Given task: Identify the lines containing the word "Displacement". Copy each one.

BEGIN Provided records

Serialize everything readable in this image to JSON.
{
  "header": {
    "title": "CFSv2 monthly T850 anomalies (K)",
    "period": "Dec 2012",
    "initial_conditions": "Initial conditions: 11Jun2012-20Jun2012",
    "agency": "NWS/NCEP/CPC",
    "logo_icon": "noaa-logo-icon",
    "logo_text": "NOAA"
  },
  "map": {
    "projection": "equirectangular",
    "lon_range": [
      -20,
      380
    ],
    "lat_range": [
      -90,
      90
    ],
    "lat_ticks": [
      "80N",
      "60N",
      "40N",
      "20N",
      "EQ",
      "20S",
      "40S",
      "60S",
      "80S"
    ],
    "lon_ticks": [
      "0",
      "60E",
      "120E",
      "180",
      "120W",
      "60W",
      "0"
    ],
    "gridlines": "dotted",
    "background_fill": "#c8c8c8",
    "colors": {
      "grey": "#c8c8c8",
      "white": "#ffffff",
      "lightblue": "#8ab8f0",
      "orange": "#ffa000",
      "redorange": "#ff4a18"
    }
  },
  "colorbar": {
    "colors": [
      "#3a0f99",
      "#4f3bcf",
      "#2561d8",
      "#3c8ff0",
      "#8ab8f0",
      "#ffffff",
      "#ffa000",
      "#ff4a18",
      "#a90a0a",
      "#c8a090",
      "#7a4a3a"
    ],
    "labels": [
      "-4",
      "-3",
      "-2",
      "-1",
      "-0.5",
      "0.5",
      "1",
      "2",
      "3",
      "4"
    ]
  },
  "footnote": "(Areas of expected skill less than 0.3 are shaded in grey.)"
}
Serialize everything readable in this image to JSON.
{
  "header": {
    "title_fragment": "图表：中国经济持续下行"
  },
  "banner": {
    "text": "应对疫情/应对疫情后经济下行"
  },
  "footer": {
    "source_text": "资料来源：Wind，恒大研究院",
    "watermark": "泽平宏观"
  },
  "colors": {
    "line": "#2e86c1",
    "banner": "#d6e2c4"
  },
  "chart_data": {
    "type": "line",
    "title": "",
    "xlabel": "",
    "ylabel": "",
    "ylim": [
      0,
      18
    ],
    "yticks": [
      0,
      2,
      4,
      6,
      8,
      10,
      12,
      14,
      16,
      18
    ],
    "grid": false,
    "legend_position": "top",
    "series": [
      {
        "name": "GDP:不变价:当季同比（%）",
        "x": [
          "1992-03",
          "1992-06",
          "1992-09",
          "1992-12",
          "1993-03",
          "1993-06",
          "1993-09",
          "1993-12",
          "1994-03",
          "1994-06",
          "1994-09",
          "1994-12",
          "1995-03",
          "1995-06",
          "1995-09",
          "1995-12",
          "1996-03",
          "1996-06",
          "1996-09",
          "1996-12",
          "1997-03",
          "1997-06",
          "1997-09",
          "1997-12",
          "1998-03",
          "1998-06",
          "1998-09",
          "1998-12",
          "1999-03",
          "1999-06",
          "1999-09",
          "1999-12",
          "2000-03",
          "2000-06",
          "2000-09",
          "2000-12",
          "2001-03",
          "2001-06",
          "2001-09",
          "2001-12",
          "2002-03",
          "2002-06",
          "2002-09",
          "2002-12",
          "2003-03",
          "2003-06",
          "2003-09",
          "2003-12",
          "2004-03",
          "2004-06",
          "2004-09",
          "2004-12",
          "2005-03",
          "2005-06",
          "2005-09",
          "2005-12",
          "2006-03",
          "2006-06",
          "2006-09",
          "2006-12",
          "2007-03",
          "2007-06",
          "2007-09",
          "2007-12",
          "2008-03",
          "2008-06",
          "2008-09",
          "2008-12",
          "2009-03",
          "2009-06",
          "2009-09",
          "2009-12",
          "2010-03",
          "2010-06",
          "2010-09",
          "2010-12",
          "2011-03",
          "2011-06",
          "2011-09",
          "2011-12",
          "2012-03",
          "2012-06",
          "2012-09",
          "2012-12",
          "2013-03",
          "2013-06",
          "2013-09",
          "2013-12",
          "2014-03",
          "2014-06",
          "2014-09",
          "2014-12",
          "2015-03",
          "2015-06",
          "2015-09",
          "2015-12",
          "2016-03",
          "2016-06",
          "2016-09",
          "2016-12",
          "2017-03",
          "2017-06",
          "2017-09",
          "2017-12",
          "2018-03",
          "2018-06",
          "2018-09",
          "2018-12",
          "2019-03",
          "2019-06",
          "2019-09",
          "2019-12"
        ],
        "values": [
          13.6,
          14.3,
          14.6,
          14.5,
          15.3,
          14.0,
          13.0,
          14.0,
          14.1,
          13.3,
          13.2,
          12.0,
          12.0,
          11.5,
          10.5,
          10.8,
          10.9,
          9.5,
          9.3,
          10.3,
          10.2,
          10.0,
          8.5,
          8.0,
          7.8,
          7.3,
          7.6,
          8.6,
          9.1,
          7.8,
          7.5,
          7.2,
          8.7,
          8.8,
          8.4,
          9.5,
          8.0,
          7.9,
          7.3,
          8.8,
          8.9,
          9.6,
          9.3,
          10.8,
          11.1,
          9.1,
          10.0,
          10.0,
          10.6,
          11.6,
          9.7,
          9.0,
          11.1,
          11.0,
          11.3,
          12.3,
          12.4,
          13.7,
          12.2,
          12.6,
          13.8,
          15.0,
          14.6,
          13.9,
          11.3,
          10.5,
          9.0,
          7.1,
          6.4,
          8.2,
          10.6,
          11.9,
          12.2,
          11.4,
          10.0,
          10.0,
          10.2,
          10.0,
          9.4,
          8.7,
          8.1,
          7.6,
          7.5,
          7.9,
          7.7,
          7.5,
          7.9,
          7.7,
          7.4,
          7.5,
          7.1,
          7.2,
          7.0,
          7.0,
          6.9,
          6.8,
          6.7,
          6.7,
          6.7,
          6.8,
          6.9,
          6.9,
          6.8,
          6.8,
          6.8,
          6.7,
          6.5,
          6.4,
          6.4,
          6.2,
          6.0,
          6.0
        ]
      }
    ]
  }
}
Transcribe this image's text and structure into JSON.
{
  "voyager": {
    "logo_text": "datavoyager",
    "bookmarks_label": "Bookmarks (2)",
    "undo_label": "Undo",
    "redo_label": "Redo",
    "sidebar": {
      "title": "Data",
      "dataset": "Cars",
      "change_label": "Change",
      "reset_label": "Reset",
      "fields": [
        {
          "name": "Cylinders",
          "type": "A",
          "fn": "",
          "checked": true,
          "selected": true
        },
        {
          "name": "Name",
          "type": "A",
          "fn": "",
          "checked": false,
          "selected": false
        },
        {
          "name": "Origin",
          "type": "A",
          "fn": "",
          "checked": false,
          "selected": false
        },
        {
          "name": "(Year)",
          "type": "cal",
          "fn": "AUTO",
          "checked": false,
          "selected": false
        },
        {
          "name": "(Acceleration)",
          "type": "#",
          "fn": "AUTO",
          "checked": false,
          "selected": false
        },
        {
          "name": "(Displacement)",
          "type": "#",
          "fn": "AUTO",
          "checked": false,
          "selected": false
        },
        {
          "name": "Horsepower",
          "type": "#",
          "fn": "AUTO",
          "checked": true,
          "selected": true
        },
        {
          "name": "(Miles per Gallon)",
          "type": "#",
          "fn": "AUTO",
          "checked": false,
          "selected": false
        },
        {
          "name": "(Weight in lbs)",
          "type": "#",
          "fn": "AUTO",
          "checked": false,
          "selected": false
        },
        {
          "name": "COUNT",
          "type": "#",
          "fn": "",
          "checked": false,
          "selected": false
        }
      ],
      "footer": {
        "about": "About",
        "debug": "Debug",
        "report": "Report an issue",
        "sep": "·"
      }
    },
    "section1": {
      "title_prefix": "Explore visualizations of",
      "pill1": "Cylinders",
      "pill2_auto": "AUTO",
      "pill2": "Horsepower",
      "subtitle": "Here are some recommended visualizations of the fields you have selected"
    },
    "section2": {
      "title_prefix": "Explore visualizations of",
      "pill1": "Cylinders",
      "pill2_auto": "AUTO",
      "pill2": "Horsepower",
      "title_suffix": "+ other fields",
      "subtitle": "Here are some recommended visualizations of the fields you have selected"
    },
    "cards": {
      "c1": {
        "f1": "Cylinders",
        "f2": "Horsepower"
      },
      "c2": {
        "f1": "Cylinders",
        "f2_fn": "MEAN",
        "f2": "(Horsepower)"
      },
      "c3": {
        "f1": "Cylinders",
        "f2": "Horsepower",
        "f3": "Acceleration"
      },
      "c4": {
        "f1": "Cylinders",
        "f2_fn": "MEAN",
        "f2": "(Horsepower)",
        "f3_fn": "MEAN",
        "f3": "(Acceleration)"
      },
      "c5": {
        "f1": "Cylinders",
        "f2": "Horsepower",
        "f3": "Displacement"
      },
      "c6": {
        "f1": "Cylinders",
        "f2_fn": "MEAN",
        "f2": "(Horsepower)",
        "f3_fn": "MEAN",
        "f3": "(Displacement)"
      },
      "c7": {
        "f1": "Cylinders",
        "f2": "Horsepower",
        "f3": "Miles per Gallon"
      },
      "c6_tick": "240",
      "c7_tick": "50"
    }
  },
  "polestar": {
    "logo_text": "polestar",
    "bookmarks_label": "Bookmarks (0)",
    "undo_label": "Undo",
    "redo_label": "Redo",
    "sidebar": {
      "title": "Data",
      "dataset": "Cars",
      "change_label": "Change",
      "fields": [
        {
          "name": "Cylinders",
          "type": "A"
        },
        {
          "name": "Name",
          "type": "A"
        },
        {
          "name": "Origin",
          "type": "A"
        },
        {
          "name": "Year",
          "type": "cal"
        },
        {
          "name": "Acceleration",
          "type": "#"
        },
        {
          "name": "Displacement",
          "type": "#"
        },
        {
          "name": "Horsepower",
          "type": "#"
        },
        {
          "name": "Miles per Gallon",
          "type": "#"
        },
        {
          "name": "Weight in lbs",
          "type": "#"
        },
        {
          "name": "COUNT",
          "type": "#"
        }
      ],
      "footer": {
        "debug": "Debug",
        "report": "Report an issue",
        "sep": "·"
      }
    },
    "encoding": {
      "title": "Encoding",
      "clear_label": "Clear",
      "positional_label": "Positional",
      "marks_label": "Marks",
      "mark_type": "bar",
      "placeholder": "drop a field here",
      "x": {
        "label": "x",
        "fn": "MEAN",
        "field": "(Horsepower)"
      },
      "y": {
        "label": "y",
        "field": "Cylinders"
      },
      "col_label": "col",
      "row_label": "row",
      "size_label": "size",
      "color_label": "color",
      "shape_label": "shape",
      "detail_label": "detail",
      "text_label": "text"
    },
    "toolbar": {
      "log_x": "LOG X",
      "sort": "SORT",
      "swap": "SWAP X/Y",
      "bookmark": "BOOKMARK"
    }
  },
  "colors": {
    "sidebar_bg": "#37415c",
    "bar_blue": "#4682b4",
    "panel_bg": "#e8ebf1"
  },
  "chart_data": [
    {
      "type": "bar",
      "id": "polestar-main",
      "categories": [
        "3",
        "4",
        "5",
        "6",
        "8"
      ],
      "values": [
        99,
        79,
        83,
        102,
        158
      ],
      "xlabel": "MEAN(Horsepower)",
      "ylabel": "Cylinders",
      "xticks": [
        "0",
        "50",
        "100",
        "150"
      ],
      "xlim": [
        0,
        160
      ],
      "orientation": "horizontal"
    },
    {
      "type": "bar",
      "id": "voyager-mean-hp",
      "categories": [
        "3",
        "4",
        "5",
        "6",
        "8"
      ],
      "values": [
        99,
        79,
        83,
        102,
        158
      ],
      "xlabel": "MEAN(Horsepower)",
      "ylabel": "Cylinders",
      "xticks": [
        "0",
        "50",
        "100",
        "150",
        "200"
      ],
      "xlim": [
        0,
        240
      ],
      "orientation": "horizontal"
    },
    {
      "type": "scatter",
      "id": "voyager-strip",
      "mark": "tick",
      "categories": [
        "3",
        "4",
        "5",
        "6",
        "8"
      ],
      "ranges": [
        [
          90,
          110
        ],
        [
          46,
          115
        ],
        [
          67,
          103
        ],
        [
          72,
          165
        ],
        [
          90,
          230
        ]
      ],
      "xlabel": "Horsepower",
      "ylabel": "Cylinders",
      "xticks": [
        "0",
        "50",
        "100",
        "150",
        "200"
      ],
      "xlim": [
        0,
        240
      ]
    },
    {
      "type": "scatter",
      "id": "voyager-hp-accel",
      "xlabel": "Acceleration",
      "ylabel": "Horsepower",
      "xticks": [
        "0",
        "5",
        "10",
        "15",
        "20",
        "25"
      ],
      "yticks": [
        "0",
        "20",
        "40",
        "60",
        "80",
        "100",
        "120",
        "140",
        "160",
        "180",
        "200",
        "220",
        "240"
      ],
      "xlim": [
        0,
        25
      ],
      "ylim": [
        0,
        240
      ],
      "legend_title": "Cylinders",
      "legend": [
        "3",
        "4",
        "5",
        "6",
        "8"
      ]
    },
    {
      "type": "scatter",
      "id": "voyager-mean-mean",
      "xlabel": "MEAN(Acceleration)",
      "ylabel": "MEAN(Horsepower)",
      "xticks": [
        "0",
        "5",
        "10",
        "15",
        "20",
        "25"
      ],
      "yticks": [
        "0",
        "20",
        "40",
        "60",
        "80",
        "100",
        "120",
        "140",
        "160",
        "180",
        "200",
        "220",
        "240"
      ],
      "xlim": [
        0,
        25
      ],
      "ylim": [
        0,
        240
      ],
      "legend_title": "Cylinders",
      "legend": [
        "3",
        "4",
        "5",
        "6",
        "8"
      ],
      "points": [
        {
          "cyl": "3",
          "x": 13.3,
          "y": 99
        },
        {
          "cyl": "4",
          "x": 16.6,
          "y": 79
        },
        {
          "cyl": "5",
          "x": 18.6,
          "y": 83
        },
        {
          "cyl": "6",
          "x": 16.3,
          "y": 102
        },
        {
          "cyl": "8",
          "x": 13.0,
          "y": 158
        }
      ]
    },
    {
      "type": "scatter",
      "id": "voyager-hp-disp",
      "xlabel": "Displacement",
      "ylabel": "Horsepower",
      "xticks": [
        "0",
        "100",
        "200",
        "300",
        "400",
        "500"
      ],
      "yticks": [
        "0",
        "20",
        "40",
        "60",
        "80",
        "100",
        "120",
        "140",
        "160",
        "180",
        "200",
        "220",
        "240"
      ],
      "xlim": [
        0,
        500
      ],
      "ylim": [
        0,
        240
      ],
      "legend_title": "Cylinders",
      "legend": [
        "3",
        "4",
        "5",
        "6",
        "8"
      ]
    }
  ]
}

END Provided records

Response to this exercise:
          "name": "(Displacement)",
        "f3": "Displacement"
        "f3": "(Displacement)"
          "name": "Displacement",
      "xlabel": "Displacement",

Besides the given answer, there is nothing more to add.